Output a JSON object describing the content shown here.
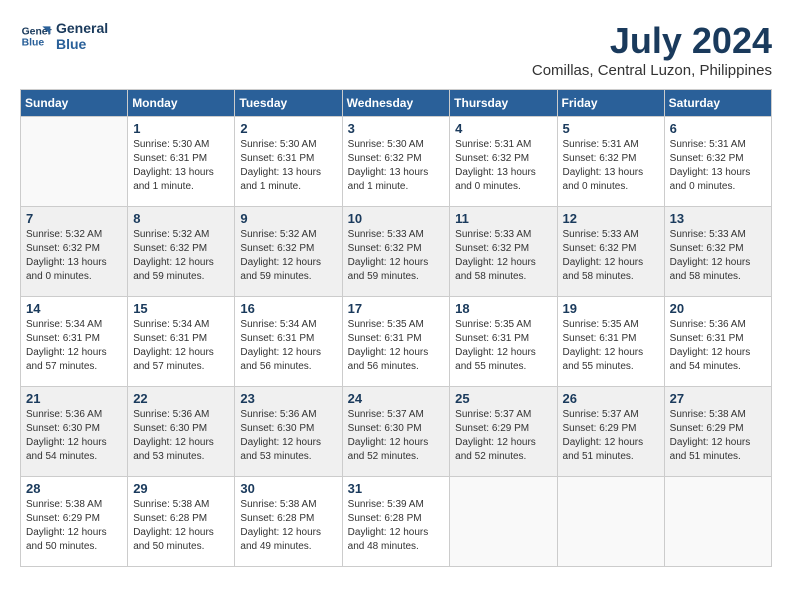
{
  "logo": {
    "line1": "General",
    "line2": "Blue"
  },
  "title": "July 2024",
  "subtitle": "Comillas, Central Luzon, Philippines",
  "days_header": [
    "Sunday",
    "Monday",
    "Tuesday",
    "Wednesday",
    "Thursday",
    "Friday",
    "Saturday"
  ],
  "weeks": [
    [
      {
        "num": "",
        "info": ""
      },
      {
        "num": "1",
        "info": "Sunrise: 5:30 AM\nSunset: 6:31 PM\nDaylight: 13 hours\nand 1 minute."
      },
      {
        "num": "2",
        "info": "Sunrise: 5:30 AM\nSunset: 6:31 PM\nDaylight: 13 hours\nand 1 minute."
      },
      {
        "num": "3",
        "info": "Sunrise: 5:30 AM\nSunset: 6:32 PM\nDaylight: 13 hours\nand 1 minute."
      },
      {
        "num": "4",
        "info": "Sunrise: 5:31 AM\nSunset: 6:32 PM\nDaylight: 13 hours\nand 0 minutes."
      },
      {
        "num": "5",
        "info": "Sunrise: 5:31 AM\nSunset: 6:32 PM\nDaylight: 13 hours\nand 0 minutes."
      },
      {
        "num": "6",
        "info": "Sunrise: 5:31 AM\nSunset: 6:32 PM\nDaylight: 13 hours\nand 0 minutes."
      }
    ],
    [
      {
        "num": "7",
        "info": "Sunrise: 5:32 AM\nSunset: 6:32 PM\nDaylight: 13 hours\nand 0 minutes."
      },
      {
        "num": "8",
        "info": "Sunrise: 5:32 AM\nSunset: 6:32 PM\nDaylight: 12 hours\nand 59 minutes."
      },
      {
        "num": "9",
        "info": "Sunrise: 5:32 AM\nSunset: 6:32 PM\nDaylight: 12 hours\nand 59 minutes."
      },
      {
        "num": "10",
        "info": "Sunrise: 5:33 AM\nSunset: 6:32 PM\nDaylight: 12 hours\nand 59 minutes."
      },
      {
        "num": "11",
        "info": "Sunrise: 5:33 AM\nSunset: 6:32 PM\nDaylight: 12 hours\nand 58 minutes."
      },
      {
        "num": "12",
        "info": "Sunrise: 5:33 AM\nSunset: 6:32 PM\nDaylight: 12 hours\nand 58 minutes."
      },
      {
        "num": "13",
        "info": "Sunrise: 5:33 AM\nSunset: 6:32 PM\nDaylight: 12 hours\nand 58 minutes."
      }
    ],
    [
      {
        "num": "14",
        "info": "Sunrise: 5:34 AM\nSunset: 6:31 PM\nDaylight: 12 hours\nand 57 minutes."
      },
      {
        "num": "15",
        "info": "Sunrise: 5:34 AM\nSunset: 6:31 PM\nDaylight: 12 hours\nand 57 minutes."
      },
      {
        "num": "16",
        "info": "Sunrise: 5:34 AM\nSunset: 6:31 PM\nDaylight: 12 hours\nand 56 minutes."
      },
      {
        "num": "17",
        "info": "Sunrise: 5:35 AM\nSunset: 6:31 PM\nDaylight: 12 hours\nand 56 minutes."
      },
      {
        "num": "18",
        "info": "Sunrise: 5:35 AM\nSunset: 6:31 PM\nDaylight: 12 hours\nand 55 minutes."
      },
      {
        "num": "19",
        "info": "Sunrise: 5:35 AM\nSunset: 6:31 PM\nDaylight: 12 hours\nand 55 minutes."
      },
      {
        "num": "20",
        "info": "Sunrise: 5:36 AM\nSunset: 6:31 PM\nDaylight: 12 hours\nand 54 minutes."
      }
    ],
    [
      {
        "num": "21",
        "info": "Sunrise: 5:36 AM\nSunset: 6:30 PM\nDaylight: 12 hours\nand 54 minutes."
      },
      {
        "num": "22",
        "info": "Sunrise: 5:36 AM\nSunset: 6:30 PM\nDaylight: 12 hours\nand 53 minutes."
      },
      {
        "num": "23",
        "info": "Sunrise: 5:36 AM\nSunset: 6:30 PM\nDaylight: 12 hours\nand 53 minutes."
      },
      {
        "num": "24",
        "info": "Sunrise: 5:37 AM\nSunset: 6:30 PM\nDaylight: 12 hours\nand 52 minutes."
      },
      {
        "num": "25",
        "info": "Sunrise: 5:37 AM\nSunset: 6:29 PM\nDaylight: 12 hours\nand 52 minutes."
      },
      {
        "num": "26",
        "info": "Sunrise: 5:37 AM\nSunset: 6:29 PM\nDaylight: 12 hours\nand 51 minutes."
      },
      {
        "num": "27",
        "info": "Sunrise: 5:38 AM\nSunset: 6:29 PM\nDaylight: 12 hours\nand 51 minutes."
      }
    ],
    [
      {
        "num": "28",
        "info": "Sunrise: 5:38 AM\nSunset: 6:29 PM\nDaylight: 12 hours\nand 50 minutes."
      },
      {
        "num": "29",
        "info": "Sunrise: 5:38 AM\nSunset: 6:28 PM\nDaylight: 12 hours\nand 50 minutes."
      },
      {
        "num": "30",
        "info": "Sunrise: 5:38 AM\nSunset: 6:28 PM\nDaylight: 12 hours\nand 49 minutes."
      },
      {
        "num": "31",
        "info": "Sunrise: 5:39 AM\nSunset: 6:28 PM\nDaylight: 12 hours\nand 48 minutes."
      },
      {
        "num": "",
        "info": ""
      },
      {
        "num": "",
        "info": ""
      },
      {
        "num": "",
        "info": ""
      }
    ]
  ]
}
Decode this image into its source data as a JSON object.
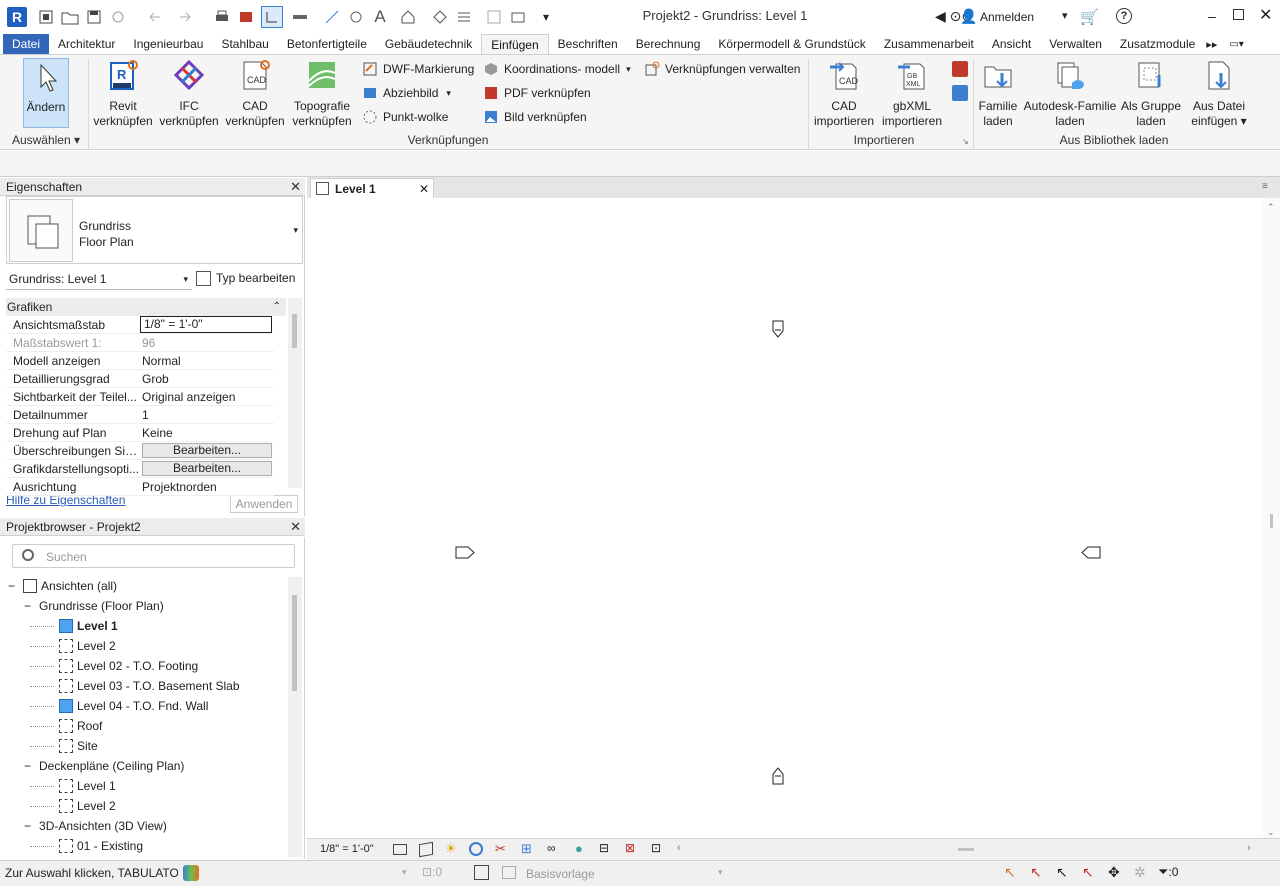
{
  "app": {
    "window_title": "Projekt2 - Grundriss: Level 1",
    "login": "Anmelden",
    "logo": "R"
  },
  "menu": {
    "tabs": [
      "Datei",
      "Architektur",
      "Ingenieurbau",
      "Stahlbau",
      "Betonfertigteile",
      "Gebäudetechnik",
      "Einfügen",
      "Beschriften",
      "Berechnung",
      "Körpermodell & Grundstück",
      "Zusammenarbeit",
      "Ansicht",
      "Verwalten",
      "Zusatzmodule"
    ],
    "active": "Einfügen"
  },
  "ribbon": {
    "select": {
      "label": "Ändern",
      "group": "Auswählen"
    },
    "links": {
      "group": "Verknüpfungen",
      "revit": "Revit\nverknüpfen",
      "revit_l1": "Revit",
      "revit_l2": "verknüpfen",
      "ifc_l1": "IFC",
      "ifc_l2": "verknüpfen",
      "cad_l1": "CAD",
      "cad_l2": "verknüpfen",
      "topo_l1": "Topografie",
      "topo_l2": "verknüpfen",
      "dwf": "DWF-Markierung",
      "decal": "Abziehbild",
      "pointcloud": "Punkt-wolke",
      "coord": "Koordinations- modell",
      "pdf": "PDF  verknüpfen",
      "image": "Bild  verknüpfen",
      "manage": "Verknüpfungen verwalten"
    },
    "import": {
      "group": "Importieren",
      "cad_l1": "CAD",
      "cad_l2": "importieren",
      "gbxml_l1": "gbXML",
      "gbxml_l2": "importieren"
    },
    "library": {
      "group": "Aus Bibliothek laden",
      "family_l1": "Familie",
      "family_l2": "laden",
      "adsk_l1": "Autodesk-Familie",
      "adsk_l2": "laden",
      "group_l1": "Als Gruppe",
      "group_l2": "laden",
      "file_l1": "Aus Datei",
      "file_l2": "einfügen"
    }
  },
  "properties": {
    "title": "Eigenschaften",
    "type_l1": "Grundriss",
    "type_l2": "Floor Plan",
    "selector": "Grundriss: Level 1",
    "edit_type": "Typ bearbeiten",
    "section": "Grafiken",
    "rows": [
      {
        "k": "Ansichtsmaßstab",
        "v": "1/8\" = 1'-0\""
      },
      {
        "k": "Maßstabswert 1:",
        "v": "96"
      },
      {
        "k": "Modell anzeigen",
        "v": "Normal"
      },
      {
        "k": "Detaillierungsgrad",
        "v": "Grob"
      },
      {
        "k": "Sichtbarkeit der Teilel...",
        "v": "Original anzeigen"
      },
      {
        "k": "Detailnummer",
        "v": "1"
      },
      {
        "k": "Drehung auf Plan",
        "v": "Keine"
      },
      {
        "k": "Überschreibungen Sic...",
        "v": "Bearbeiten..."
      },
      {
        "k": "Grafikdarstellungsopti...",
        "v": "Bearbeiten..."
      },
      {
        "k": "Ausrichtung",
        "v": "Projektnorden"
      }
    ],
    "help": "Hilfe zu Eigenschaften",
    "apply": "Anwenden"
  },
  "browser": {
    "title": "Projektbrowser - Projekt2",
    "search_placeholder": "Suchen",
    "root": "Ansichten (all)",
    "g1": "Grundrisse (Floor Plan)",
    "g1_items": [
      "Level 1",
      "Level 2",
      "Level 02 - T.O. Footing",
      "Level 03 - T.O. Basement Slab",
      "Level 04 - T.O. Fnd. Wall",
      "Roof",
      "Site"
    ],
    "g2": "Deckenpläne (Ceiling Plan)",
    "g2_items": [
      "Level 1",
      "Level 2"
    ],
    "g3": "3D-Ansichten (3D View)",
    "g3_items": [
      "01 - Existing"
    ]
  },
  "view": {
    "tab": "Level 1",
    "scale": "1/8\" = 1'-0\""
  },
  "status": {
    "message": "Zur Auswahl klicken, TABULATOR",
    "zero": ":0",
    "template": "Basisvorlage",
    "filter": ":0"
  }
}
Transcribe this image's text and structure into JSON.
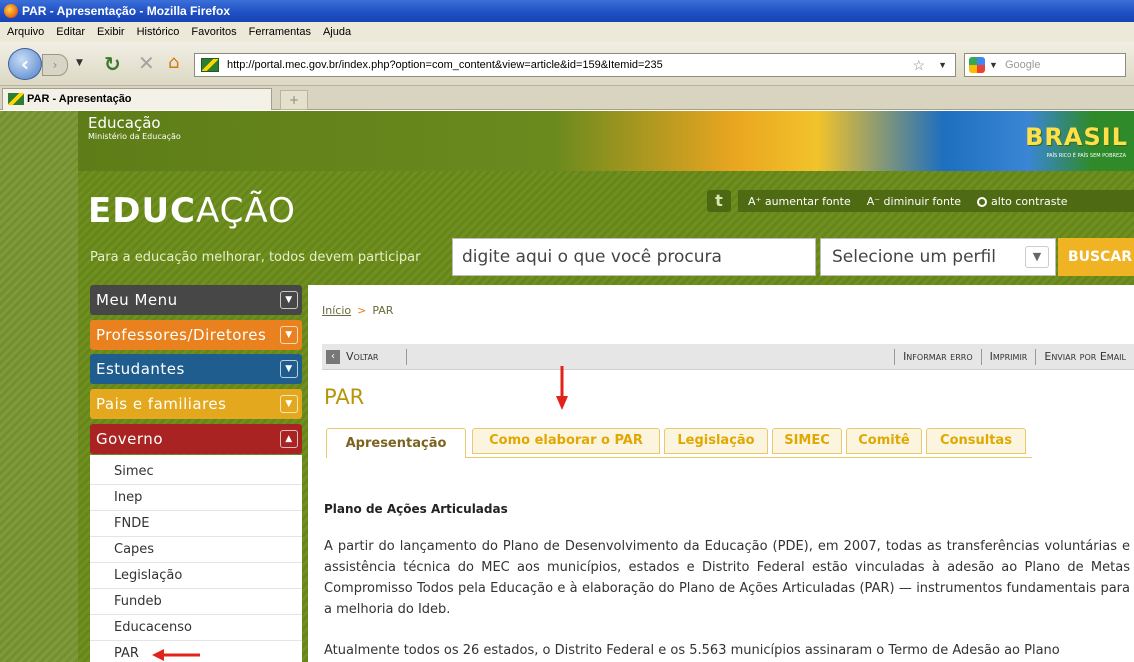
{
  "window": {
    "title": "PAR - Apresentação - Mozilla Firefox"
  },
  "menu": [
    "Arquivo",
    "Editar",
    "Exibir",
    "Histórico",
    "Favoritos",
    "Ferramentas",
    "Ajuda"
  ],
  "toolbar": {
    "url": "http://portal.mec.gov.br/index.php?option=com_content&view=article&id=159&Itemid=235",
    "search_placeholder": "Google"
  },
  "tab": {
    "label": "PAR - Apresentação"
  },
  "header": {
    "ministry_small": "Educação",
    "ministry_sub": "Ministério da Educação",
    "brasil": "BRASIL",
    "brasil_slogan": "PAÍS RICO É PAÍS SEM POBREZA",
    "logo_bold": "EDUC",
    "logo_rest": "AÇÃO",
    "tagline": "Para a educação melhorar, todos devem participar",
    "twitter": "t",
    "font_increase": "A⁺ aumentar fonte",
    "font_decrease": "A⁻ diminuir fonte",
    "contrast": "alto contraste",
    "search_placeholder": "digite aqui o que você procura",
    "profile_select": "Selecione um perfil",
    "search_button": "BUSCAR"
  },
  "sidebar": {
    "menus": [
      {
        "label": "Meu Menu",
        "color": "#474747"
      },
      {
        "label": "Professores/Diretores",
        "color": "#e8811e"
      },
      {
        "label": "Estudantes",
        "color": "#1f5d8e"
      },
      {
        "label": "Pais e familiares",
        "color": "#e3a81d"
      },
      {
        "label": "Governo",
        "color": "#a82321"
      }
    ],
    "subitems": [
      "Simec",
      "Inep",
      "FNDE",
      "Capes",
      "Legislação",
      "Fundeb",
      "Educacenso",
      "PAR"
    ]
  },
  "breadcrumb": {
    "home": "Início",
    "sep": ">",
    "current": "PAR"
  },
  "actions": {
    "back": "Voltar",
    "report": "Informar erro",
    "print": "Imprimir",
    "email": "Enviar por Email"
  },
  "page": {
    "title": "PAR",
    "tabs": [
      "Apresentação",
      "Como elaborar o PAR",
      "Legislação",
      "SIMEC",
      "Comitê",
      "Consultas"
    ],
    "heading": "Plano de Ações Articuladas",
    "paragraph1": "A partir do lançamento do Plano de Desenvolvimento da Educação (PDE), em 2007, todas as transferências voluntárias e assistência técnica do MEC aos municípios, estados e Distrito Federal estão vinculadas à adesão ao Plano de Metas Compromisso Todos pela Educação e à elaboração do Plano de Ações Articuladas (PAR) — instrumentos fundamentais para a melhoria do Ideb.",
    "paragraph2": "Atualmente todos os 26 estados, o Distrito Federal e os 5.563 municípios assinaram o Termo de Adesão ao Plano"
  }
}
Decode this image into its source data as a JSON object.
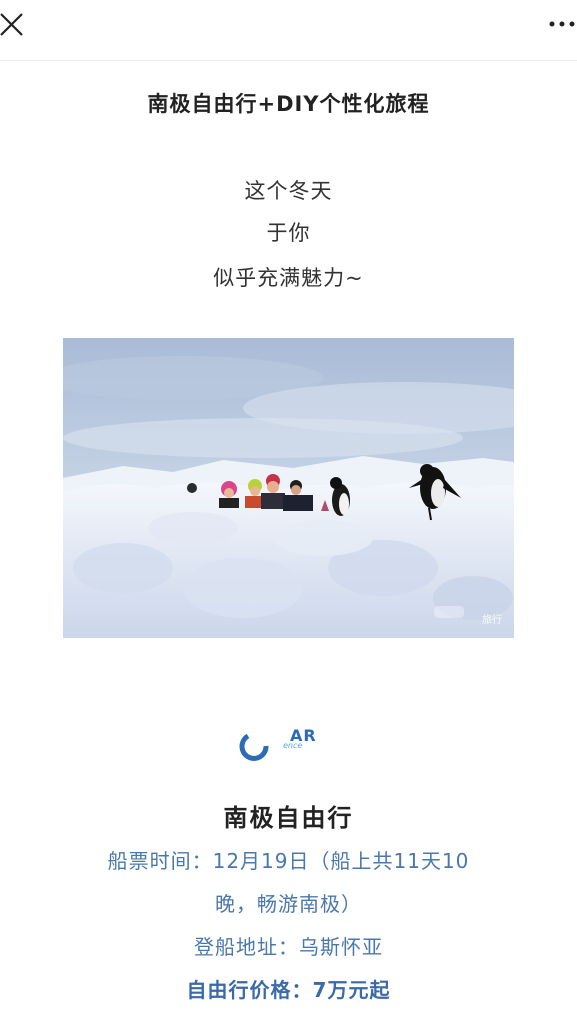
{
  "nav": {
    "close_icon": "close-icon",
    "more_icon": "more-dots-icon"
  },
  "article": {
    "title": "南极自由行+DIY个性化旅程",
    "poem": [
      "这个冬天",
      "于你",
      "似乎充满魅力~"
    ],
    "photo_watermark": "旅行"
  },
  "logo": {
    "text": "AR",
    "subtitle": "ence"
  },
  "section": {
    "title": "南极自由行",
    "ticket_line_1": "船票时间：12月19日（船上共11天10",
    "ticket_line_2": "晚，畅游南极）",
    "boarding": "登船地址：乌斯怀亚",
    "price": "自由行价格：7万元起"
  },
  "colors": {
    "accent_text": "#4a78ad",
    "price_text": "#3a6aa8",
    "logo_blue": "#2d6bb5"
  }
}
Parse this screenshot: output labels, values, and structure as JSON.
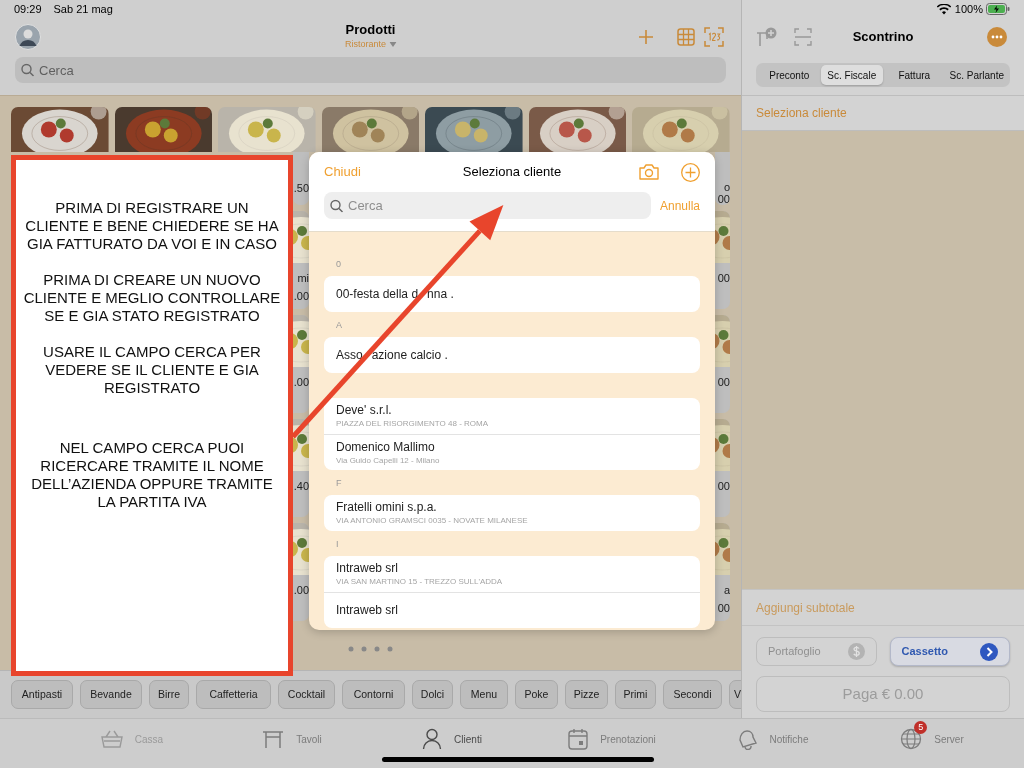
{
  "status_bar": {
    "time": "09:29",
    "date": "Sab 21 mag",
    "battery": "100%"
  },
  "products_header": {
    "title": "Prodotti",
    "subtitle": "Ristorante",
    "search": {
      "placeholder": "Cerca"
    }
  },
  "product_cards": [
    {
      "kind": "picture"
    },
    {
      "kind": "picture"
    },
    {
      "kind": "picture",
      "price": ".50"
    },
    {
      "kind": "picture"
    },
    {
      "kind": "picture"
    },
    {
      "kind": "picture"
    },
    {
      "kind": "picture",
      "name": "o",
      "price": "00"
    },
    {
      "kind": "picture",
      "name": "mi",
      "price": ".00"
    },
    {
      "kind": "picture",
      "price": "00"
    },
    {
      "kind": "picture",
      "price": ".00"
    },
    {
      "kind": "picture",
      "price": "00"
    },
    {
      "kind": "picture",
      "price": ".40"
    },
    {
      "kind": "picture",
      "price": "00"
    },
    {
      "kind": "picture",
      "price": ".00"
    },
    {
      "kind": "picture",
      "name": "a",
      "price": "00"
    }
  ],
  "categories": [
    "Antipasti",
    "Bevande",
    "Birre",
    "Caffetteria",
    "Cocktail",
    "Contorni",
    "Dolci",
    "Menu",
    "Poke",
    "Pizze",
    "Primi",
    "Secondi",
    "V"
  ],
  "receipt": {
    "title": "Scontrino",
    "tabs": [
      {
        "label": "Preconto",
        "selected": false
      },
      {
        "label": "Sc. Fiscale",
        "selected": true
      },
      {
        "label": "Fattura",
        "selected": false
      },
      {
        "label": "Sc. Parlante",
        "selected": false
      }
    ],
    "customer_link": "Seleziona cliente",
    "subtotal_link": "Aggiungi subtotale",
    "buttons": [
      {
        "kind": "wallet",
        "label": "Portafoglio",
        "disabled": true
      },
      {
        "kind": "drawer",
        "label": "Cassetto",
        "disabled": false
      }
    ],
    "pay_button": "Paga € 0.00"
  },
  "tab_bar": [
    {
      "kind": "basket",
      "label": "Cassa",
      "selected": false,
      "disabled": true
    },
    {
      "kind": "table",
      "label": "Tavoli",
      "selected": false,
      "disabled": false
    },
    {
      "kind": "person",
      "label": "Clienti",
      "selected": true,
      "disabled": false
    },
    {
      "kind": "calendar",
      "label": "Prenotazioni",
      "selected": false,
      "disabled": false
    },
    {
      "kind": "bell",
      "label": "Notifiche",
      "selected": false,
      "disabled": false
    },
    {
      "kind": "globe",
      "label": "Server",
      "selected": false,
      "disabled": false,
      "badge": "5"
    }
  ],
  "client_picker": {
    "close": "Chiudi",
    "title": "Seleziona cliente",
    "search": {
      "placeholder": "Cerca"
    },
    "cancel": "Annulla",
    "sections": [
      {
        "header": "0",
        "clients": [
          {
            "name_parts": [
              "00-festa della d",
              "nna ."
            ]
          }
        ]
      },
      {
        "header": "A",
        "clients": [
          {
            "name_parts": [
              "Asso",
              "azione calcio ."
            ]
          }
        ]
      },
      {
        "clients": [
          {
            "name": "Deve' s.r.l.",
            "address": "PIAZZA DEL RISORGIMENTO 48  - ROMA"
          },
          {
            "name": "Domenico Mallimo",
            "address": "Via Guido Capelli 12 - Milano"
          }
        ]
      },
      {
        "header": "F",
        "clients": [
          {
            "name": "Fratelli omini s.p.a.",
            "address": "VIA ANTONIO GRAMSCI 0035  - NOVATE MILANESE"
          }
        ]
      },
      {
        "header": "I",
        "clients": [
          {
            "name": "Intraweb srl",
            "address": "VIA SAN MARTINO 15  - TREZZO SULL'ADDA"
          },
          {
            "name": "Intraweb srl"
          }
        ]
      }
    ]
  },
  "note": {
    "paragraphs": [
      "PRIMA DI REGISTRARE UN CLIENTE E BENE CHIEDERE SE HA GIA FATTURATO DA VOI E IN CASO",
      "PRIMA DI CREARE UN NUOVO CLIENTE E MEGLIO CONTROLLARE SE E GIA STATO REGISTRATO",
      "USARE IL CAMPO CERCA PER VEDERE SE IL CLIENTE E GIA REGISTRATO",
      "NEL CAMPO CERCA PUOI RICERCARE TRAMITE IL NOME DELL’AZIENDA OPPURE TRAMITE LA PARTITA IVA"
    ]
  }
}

━━━━━━━━━━━━━━━━

EXERCISE: In the records above, collect each line with "Verknüpfungen".

ANSWER FOR THE TASK:
      "group": "Verknüpfungen",
      "manage": "Verknüpfungen verwalten"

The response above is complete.